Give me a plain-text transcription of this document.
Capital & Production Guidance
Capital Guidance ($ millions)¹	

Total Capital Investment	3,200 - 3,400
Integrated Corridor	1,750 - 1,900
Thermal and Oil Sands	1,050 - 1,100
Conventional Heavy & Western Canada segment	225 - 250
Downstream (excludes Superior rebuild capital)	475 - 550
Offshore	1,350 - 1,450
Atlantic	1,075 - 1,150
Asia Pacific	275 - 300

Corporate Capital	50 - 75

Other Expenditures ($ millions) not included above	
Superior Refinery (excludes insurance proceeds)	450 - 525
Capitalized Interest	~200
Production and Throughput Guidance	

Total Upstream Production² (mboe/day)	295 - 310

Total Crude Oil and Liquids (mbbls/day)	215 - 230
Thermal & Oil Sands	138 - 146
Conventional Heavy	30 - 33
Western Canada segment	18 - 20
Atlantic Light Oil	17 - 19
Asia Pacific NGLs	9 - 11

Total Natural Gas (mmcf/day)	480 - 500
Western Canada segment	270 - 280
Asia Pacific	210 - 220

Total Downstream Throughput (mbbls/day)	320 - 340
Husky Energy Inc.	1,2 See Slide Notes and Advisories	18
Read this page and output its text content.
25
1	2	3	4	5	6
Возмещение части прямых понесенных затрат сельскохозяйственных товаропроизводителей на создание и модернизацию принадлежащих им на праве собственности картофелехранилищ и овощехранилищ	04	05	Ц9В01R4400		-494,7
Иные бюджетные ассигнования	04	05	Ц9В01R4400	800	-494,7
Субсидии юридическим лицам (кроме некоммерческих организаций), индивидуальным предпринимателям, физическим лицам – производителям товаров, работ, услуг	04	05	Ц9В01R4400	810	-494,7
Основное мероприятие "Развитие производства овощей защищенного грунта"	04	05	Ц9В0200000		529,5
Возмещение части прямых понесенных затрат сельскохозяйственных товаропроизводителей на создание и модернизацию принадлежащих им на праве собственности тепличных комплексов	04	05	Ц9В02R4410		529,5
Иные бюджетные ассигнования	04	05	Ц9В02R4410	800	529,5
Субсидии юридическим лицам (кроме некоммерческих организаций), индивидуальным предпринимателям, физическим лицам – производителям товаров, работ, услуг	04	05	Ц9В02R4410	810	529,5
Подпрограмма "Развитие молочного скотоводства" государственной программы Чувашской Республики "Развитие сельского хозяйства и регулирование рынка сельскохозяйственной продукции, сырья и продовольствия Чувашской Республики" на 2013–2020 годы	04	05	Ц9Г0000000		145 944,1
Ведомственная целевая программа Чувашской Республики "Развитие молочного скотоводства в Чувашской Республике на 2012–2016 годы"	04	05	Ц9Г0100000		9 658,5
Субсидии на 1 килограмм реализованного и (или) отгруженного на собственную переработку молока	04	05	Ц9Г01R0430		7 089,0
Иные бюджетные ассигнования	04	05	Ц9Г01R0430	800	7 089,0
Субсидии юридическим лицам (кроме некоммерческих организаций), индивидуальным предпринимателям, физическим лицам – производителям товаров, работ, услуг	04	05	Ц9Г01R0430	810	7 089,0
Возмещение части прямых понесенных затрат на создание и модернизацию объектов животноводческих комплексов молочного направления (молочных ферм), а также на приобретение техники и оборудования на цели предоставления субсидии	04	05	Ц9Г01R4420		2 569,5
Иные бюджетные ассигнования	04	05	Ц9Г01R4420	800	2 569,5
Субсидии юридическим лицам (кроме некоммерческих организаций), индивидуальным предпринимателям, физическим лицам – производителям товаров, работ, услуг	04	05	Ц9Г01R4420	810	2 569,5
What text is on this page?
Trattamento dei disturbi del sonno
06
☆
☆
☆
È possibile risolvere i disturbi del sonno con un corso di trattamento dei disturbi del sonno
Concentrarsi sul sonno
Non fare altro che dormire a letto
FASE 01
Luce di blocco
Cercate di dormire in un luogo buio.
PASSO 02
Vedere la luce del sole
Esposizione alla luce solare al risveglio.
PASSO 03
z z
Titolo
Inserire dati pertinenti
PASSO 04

→ **WHAT TO WORK ON**
Go back to the data above and please quote exactly, and only, the lines from the line with "What text is on this page?" through its last line.

→ **OUTPUT BELOW**
What text is on this page?
Trattamento dei disturbi del sonno
06
☆
☆
☆
È possibile risolvere i disturbi del sonno con un corso di trattamento dei disturbi del sonno
Concentrarsi sul sonno
Non fare altro che dormire a letto
FASE 01
Luce di blocco
Cercate di dormire in un luogo buio.
PASSO 02
Vedere la luce del sole
Esposizione alla luce solare al risveglio.
PASSO 03
z z
Titolo
Inserire dati pertinenti
PASSO 04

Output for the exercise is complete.